*Entries taken from a collection*
/---
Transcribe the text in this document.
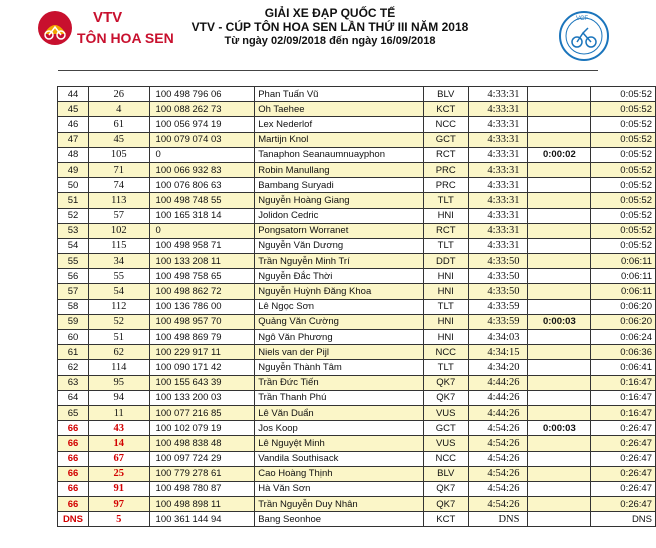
VTV
TÔN HOA SEN
GIẢI XE ĐẠP QUỐC TẾ
VTV - CÚP TÔN HOA SEN LẦN THỨ III NĂM 2018
Từ ngày 02/09/2018 đến ngày 16/09/2018
VCF
44	26	100 498 796 06	Phan Tuấn Vũ	BLV	4:33:31		0:05:52
45	4	100 088 262 73	Oh Taehee	KCT	4:33:31		0:05:52
46	61	100 056 974 19	Lex Nederlof	NCC	4:33:31		0:05:52
47	45	100 079 074 03	Martijn Knol	GCT	4:33:31		0:05:52
48	105	0	Tanaphon Seanaumnuayphon	RCT	4:33:31	0:00:02	0:05:52
49	71	100 066 932 83	Robin Manullang	PRC	4:33:31		0:05:52
50	74	100 076 806 63	Bambang Suryadi	PRC	4:33:31		0:05:52
51	113	100 498 748 55	Nguyễn Hoàng Giang	TLT	4:33:31		0:05:52
52	57	100 165 318 14	Jolidon Cedric	HNI	4:33:31		0:05:52
53	102	0	Pongsatorn Worranet	RCT	4:33:31		0:05:52
54	115	100 498 958 71	Nguyễn Văn Dương	TLT	4:33:31		0:05:52
55	34	100 133 208 11	Trần Nguyễn Minh Trí	DDT	4:33:50		0:06:11
56	55	100 498 758 65	Nguyễn Đắc Thời	HNI	4:33:50		0:06:11
57	54	100 498 862 72	Nguyễn Huỳnh Đăng Khoa	HNI	4:33:50		0:06:11
58	112	100 136 786 00	Lê Ngọc Sơn	TLT	4:33:59		0:06:20
59	52	100 498 957 70	Quảng Văn Cường	HNI	4:33:59	0:00:03	0:06:20
60	51	100 498 869 79	Ngô Văn Phương	HNI	4:34:03		0:06:24
61	62	100 229 917 11	Niels van der Pijl	NCC	4:34:15		0:06:36
62	114	100 090 171 42	Nguyễn Thành Tâm	TLT	4:34:20		0:06:41
63	95	100 155 643 39	Trần Đức Tiến	QK7	4:44:26		0:16:47
64	94	100 133 200 03	Trần Thanh Phú	QK7	4:44:26		0:16:47
65	11	100 077 216 85	Lê Văn Duẩn	VUS	4:44:26		0:16:47
66	43	100 102 079 19	Jos Koop	GCT	4:54:26	0:00:03	0:26:47
66	14	100 498 838 48	Lê Nguyệt Minh	VUS	4:54:26		0:26:47
66	67	100 097 724 29	Vandila Southisack	NCC	4:54:26		0:26:47
66	25	100 779 278 61	Cao Hoàng Thịnh	BLV	4:54:26		0:26:47
66	91	100 498 780 87	Hà Văn Sơn	QK7	4:54:26		0:26:47
66	97	100 498 898 11	Trần Nguyễn Duy Nhân	QK7	4:54:26		0:26:47
DNS	5	100 361 144 94	Bang Seonhoe	KCT	DNS		DNS
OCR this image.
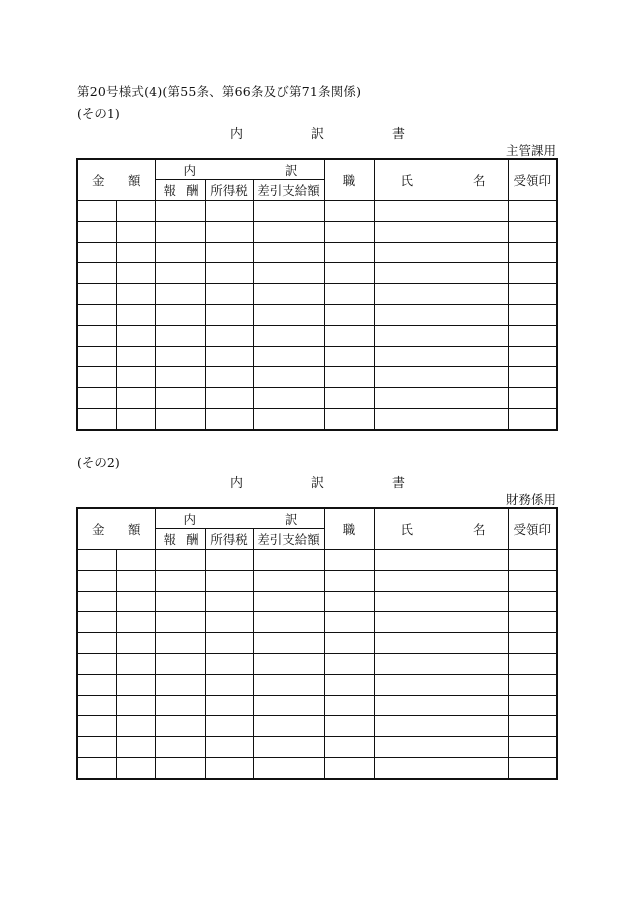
第20号様式(4)(第55条、第66条及び第71条関係)
(その1)
内	訳	書
主管課用
金 額		内 訳			職	氏 名	受領印

		報 酬	所得税	差引支給額			

(その2)
内	訳	書
財務係用
金 額		内 訳			職	氏 名	受領印

		報 酬	所得税	差引支給額			
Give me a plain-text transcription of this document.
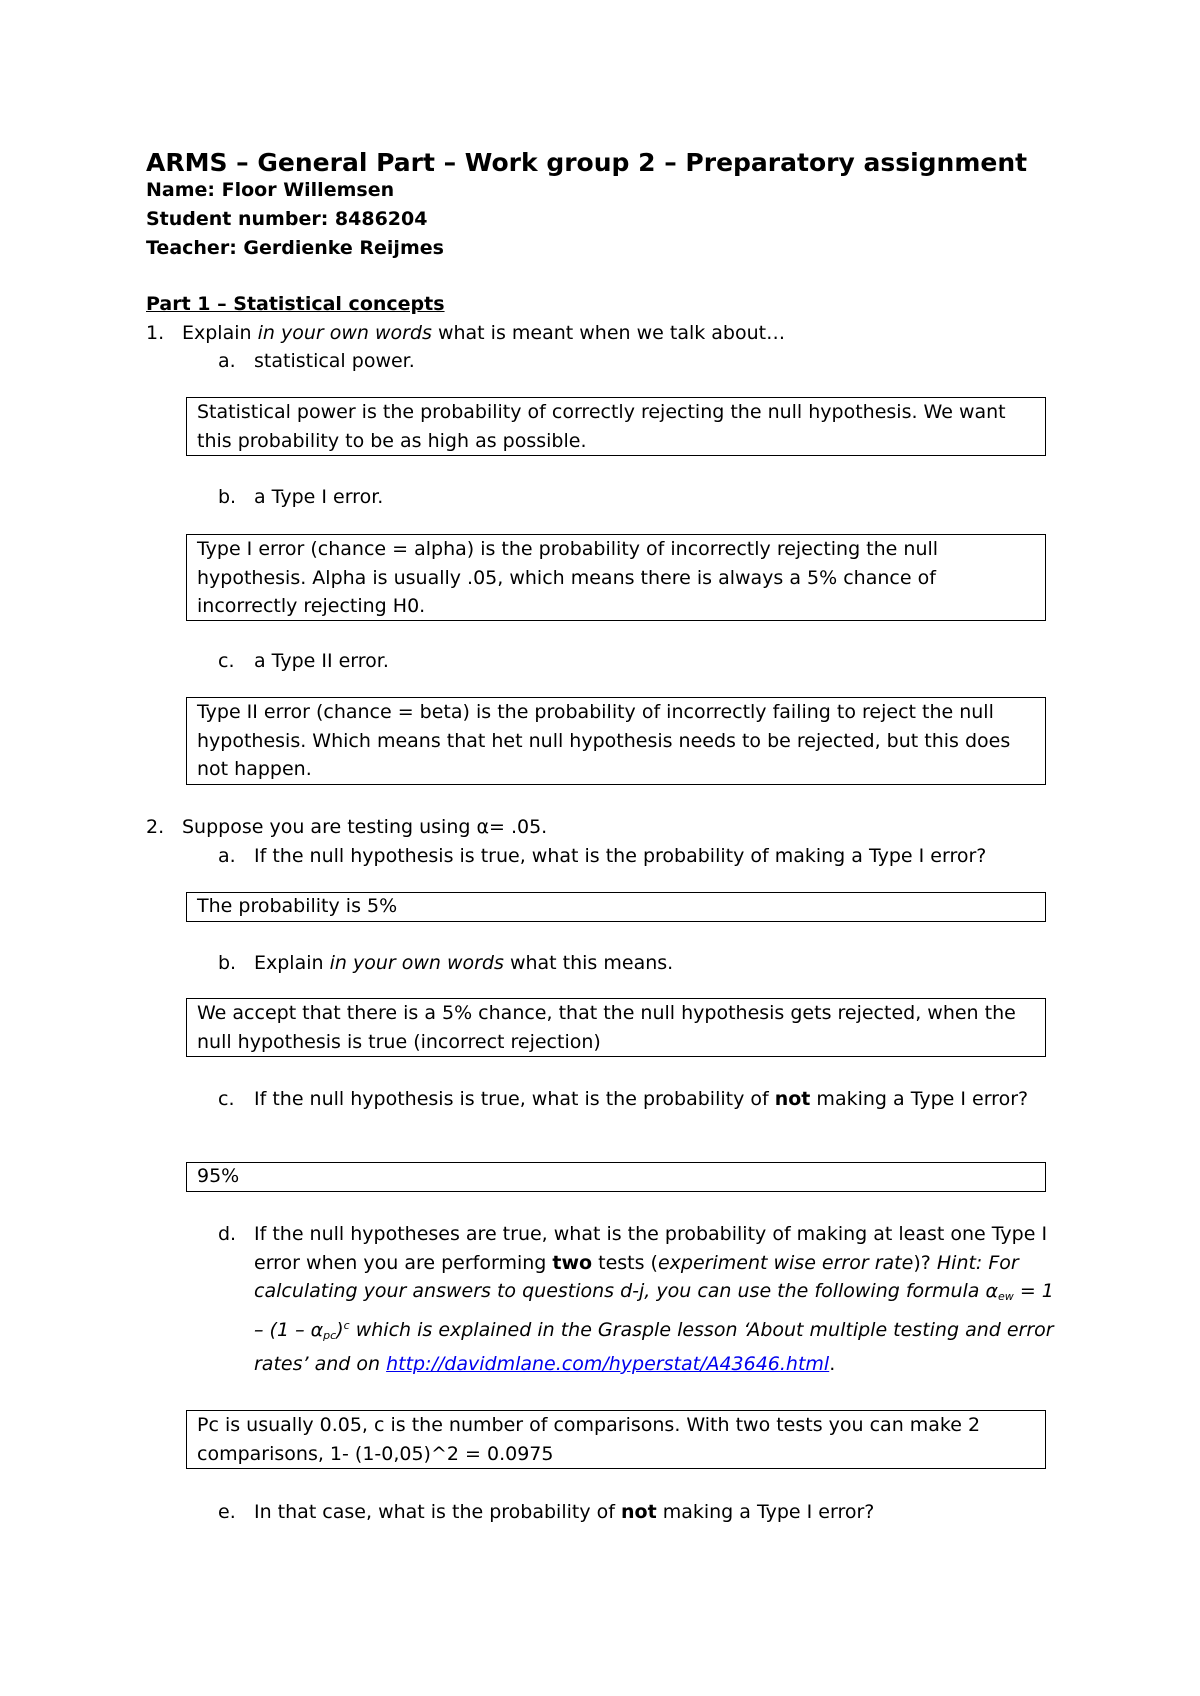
ARMS – General Part – Work group 2 – Preparatory assignment
Name: Floor Willemsen
Student number: 8486204
Teacher: Gerdienke Reijmes
Part 1 – Statistical concepts
1. Explain in your own words what is meant when we talk about…
a. statistical power.
Statistical power is the probability of correctly rejecting the null hypothesis. We want this probability to be as high as possible.
b. a Type I error.
Type I error (chance = alpha) is the probability of incorrectly rejecting the null hypothesis. Alpha is usually .05, which means there is always a 5% chance of incorrectly rejecting H0.
c. a Type II error.
Type II error (chance = beta) is the probability of incorrectly failing to reject the null hypothesis. Which means that het null hypothesis needs to be rejected, but this does not happen.
2. Suppose you are testing using α= .05.
a. If the null hypothesis is true, what is the probability of making a Type I error?
The probability is 5%
b. Explain in your own words what this means.
We accept that there is a 5% chance, that the null hypothesis gets rejected, when the null hypothesis is true (incorrect rejection)
c. If the null hypothesis is true, what is the probability of not making a Type I error?
95%
d. If the null hypotheses are true, what is the probability of making at least one Type I error when you are performing two tests (experiment wise error rate)? Hint: For calculating your answers to questions d-j, you can use the following formula αew = 1 – (1 – αpc)$^c$ which is explained in the Grasple lesson ‘About multiple testing and error rates’ and on http://davidmlane.com/hyperstat/A43646.html.
Pc is usually 0.05, c is the number of comparisons. With two tests you can make 2 comparisons, 1- (1-0,05)^2 = 0.0975
e. In that case, what is the probability of not making a Type I error?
\---
*INSTRUCTION*
Quote the preceding listing precisely and completely, omitting its images.

*ANSWER TO THE PROBLEM*
Transcribe the text in this document.
VTV
TÔN HOA SEN
GIẢI XE ĐẠP QUỐC TẾ
VTV - CÚP TÔN HOA SEN LẦN THỨ III NĂM 2018
Từ ngày 02/09/2018 đến ngày 16/09/2018
VCF
44	26	100 498 796 06	Phan Tuấn Vũ	BLV	4:33:31		0:05:52
45	4	100 088 262 73	Oh Taehee	KCT	4:33:31		0:05:52
46	61	100 056 974 19	Lex Nederlof	NCC	4:33:31		0:05:52
47	45	100 079 074 03	Martijn Knol	GCT	4:33:31		0:05:52
48	105	0	Tanaphon Seanaumnuayphon	RCT	4:33:31	0:00:02	0:05:52
49	71	100 066 932 83	Robin Manullang	PRC	4:33:31		0:05:52
50	74	100 076 806 63	Bambang Suryadi	PRC	4:33:31		0:05:52
51	113	100 498 748 55	Nguyễn Hoàng Giang	TLT	4:33:31		0:05:52
52	57	100 165 318 14	Jolidon Cedric	HNI	4:33:31		0:05:52
53	102	0	Pongsatorn Worranet	RCT	4:33:31		0:05:52
54	115	100 498 958 71	Nguyễn Văn Dương	TLT	4:33:31		0:05:52
55	34	100 133 208 11	Trần Nguyễn Minh Trí	DDT	4:33:50		0:06:11
56	55	100 498 758 65	Nguyễn Đắc Thời	HNI	4:33:50		0:06:11
57	54	100 498 862 72	Nguyễn Huỳnh Đăng Khoa	HNI	4:33:50		0:06:11
58	112	100 136 786 00	Lê Ngọc Sơn	TLT	4:33:59		0:06:20
59	52	100 498 957 70	Quảng Văn Cường	HNI	4:33:59	0:00:03	0:06:20
60	51	100 498 869 79	Ngô Văn Phương	HNI	4:34:03		0:06:24
61	62	100 229 917 11	Niels van der Pijl	NCC	4:34:15		0:06:36
62	114	100 090 171 42	Nguyễn Thành Tâm	TLT	4:34:20		0:06:41
63	95	100 155 643 39	Trần Đức Tiến	QK7	4:44:26		0:16:47
64	94	100 133 200 03	Trần Thanh Phú	QK7	4:44:26		0:16:47
65	11	100 077 216 85	Lê Văn Duẩn	VUS	4:44:26		0:16:47
66	43	100 102 079 19	Jos Koop	GCT	4:54:26	0:00:03	0:26:47
66	14	100 498 838 48	Lê Nguyệt Minh	VUS	4:54:26		0:26:47
66	67	100 097 724 29	Vandila Southisack	NCC	4:54:26		0:26:47
66	25	100 779 278 61	Cao Hoàng Thịnh	BLV	4:54:26		0:26:47
66	91	100 498 780 87	Hà Văn Sơn	QK7	4:54:26		0:26:47
66	97	100 498 898 11	Trần Nguyễn Duy Nhân	QK7	4:54:26		0:26:47
DNS	5	100 361 144 94	Bang Seonhoe	KCT	DNS		DNS
OCR this image.
第20号様式(4)(第55条、第66条及び第71条関係)
(その1)
内	訳	書
主管課用
金 額		内 訳			職	氏 名	受領印

		報 酬	所得税	差引支給額			

(その2)
内	訳	書
財務係用
金 額		内 訳			職	氏 名	受領印

		報 酬	所得税	差引支給額			
Give me a plain-text transcription of this document.
ARMS – General Part – Work group 2 – Preparatory assignment
Name: Floor Willemsen
Student number: 8486204
Teacher: Gerdienke Reijmes
Part 1 – Statistical concepts
1. Explain in your own words what is meant when we talk about…
a. statistical power.
Statistical power is the probability of correctly rejecting the null hypothesis. We want this probability to be as high as possible.
b. a Type I error.
Type I error (chance = alpha) is the probability of incorrectly rejecting the null hypothesis. Alpha is usually .05, which means there is always a 5% chance of incorrectly rejecting H0.
c. a Type II error.
Type II error (chance = beta) is the probability of incorrectly failing to reject the null hypothesis. Which means that het null hypothesis needs to be rejected, but this does not happen.
2. Suppose you are testing using α= .05.
a. If the null hypothesis is true, what is the probability of making a Type I error?
The probability is 5%
b. Explain in your own words what this means.
We accept that there is a 5% chance, that the null hypothesis gets rejected, when the null hypothesis is true (incorrect rejection)
c. If the null hypothesis is true, what is the probability of not making a Type I error?
95%
d. If the null hypotheses are true, what is the probability of making at least one Type I error when you are performing two tests (experiment wise error rate)? Hint: For calculating your answers to questions d-j, you can use the following formula αew = 1 – (1 – αpc)$^c$ which is explained in the Grasple lesson ‘About multiple testing and error rates’ and on http://davidmlane.com/hyperstat/A43646.html.
Pc is usually 0.05, c is the number of comparisons. With two tests you can make 2 comparisons, 1- (1-0,05)^2 = 0.0975
e. In that case, what is the probability of not making a Type I error?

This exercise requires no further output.